• **WHAT TO DO**:
Your task is to quote the material that follows, in full and exactly.

• **DATA PROVIDED**:
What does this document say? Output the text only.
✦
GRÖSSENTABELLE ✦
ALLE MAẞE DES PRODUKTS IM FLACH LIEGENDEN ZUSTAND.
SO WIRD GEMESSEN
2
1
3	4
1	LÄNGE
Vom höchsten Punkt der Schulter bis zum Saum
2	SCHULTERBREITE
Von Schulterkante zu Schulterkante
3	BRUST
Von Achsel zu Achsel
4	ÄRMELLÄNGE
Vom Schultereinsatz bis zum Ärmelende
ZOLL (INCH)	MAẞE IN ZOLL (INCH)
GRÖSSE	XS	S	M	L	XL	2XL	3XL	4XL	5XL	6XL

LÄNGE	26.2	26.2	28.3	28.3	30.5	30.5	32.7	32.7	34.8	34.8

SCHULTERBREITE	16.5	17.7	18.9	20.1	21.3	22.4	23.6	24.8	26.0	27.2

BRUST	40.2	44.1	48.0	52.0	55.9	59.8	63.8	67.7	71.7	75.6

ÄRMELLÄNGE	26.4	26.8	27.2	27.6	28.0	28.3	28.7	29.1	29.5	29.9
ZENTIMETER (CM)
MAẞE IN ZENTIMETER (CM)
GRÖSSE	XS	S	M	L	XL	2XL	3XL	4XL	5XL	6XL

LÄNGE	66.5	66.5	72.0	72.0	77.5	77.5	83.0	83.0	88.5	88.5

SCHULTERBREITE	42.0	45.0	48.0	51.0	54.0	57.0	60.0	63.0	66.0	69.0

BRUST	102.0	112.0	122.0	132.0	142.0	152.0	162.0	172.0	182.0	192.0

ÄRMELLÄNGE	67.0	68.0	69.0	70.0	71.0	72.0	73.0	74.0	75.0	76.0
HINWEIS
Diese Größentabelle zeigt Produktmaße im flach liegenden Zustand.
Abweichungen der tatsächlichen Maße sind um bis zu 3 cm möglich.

• **COMPLETE ANSWER**:
What does this document say? Output the text only.
✦
GRÖSSENTABELLE ✦
ALLE MAẞE DES PRODUKTS IM FLACH LIEGENDEN ZUSTAND.
SO WIRD GEMESSEN
2
1
3	4
1	LÄNGE
Vom höchsten Punkt der Schulter bis zum Saum
2	SCHULTERBREITE
Von Schulterkante zu Schulterkante
3	BRUST
Von Achsel zu Achsel
4	ÄRMELLÄNGE
Vom Schultereinsatz bis zum Ärmelende
ZOLL (INCH)	MAẞE IN ZOLL (INCH)
GRÖSSE	XS	S	M	L	XL	2XL	3XL	4XL	5XL	6XL

LÄNGE	26.2	26.2	28.3	28.3	30.5	30.5	32.7	32.7	34.8	34.8

SCHULTERBREITE	16.5	17.7	18.9	20.1	21.3	22.4	23.6	24.8	26.0	27.2

BRUST	40.2	44.1	48.0	52.0	55.9	59.8	63.8	67.7	71.7	75.6

ÄRMELLÄNGE	26.4	26.8	27.2	27.6	28.0	28.3	28.7	29.1	29.5	29.9
ZENTIMETER (CM)
MAẞE IN ZENTIMETER (CM)
GRÖSSE	XS	S	M	L	XL	2XL	3XL	4XL	5XL	6XL

LÄNGE	66.5	66.5	72.0	72.0	77.5	77.5	83.0	83.0	88.5	88.5

SCHULTERBREITE	42.0	45.0	48.0	51.0	54.0	57.0	60.0	63.0	66.0	69.0

BRUST	102.0	112.0	122.0	132.0	142.0	152.0	162.0	172.0	182.0	192.0

ÄRMELLÄNGE	67.0	68.0	69.0	70.0	71.0	72.0	73.0	74.0	75.0	76.0
HINWEIS
Diese Größentabelle zeigt Produktmaße im flach liegenden Zustand.
Abweichungen der tatsächlichen Maße sind um bis zu 3 cm möglich.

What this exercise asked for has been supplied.